| Request A |
Output the passage of the court opinion from "The provisions of the" up to and including "of the title.", copied word for word.

○ ○ ○ ○ ○ ○ ○

Supreme Court of Missouri, Division Two
Jun 30, 1936
339 Mo. 45 (Mo. 1936)

Opinion

June 30, 1936.

1. STATUTES: Title of Act. The title of a legislative act may be general or it may carve out specific details of a general subject matter legislated upon; in either event the title must express the subject of the act in such terms that members of the General Assembly and the people may not be left in doubt as to what matter is treated of.

The provisions of the act enactable under the title must be such as fairly relate to and have a natural connection with, not the general subject which might have been stated, but the subject which is stated.

2. STATUTES: Title of Act. Where the title of an act states that it is an act for the supervision of certain corporations and prescribes penalties on the officers and directors who shall attempt to exercise any powers, privileges or franchises after the certificate of incorporation has been forfeited, a section of the act providing that the officers and directors of any corporation which shall violate the provisions of that article shall be held as partners and become severally liable for the corporation debts, such portion of the act is void as not coming within the scope of the title.

The word "penalties" as used in the title refers to punishment for crime; it does not connote the establishment of a contractual relationship of a copartnership and the imposition of civil as distinguished from criminal liability.

Appeal from Jackson Circuit Court. — Hon. Daniel E. Bird, Judge.

AFFIRMED.

L.L. Watts for appellant.

The title of the act (Laws 1919, p. 227) prescribing penalties upon the officers and/or directors for violation thereof, is in conformity with Section 28, Article IV, Constitution of Missouri. Prior to 1913 if a corporation failed to file a report similar to that required by the above mentioned sections of our present law, the penalty imposed was a fine to be assessed against the corporation. The General Assembly in 1913 repealed the old law and enacted a new one (Laws 1913, p. 167) similar in many respects to the present law.

Don T. Patterson and Elmer B. Silvers for John O. Patterson.

○ ○ ○ ○ ○ ○ ○

| Request B |
Give only the lines of the entries from the line with "data-line bbox=[1138, 129, 1686, 674]" up to and including the line with "y-tick-label: 2000 bbox=[89, 278, 134, 300]", with "Runoff" changed to "Discharge" and nothing else altered.

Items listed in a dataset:
○ ○ ○ ○ ○ ○ ○

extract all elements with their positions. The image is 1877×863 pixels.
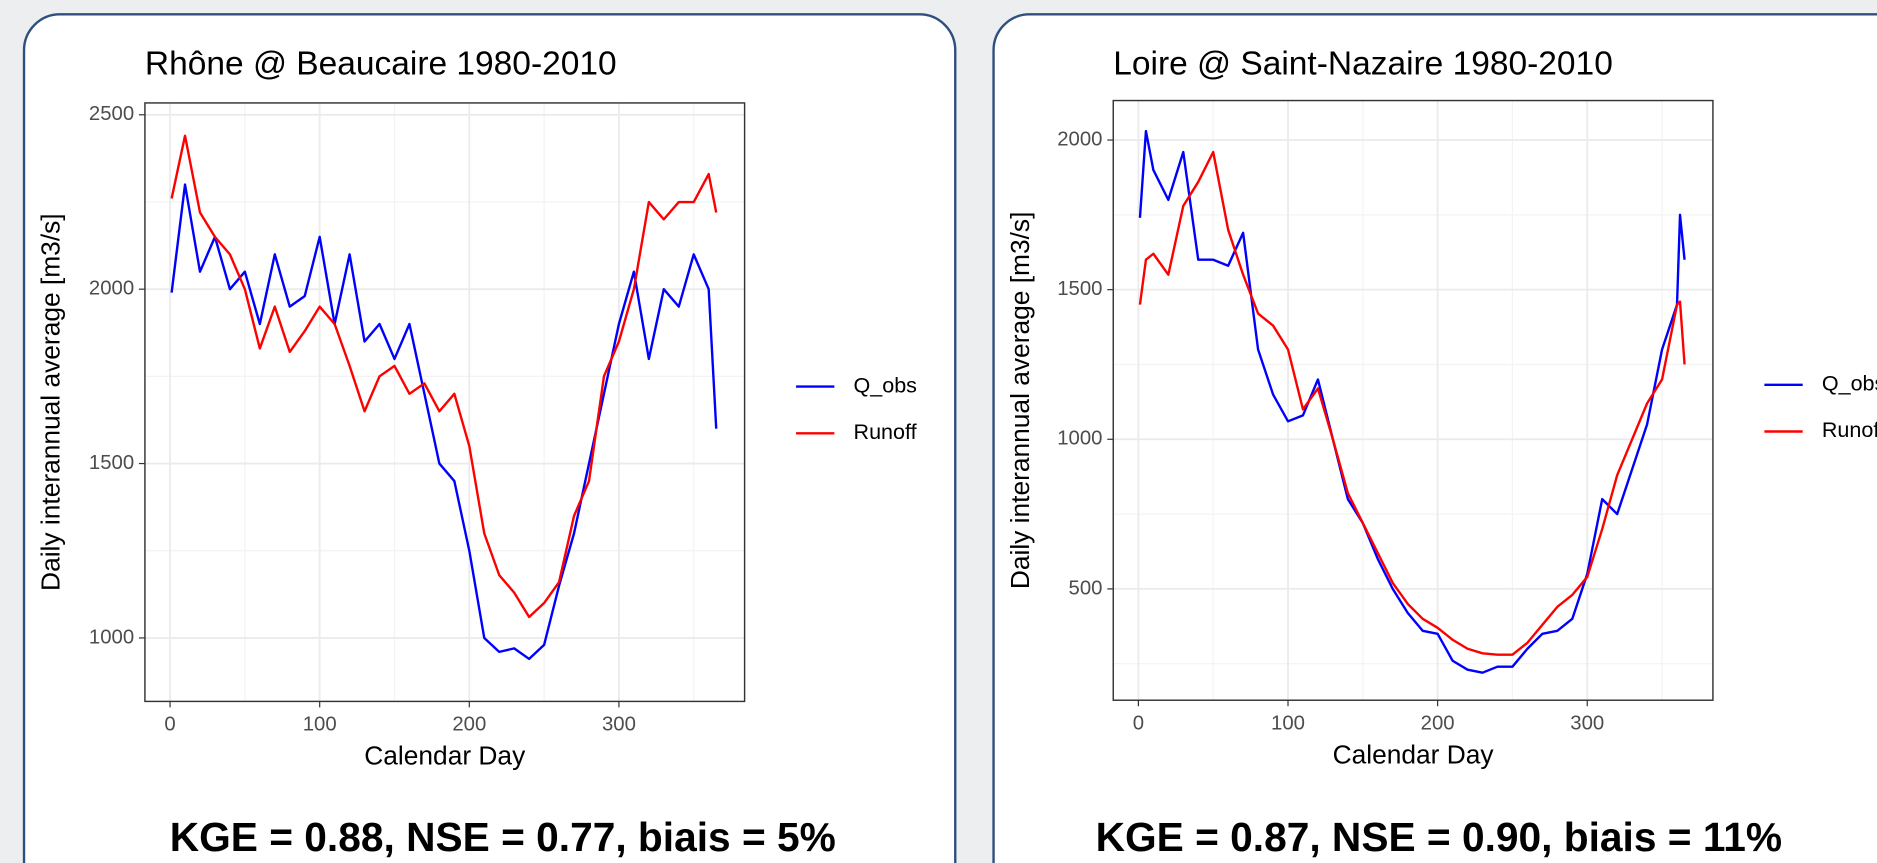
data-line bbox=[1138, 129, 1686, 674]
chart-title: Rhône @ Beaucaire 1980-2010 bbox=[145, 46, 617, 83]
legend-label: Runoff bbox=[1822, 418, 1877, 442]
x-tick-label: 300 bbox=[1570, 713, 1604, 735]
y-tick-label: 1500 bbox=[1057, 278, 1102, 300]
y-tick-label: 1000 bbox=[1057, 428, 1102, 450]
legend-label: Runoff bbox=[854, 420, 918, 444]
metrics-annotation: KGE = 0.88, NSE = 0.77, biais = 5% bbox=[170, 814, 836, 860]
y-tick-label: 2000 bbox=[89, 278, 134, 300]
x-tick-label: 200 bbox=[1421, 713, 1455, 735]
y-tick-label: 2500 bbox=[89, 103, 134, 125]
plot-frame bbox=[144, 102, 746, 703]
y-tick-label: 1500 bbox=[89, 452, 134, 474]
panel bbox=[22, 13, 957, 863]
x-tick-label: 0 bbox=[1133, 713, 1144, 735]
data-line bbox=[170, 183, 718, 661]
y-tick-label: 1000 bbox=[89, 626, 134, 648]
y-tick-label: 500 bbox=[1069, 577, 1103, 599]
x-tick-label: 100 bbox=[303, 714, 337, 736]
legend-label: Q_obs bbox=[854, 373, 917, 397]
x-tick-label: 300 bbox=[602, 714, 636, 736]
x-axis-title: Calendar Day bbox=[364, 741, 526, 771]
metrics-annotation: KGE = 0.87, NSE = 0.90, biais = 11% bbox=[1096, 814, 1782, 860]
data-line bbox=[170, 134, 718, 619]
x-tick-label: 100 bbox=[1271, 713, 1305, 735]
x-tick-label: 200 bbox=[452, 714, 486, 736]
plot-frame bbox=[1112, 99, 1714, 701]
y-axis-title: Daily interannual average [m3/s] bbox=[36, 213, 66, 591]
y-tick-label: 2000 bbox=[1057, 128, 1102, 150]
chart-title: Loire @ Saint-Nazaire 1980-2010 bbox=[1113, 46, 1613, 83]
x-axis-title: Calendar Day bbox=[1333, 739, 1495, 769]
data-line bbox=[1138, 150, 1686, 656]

○ ○ ○ ○ ○ ○ ○

| Complete answer A |
The provisions of the act enactable under the title must be such as fairly relate to and have a natural connection with, not the general subject which might have been stated, but the subject which is stated.

2. STATUTES: Title of Act. Where the title of an act states that it is an act for the supervision of certain corporations and prescribes penalties on the officers and directors who shall attempt to exercise any powers, privileges or franchises after the certificate of incorporation has been forfeited, a section of the act providing that the officers and directors of any corporation which shall violate the provisions of that article shall be held as partners and become severally liable for the corporation debts, such portion of the act is void as not coming within the scope of the title.

| Complete answer B |
data-line bbox=[1138, 129, 1686, 674]
chart-title: Rhône @ Beaucaire 1980-2010 bbox=[145, 46, 617, 83]
legend-label: Discharge bbox=[1822, 418, 1877, 442]
x-tick-label: 300 bbox=[1570, 713, 1604, 735]
y-tick-label: 1500 bbox=[1057, 278, 1102, 300]
y-tick-label: 1000 bbox=[1057, 428, 1102, 450]
legend-label: Discharge bbox=[854, 420, 918, 444]
metrics-annotation: KGE = 0.88, NSE = 0.77, biais = 5% bbox=[170, 814, 836, 860]
y-tick-label: 2000 bbox=[89, 278, 134, 300]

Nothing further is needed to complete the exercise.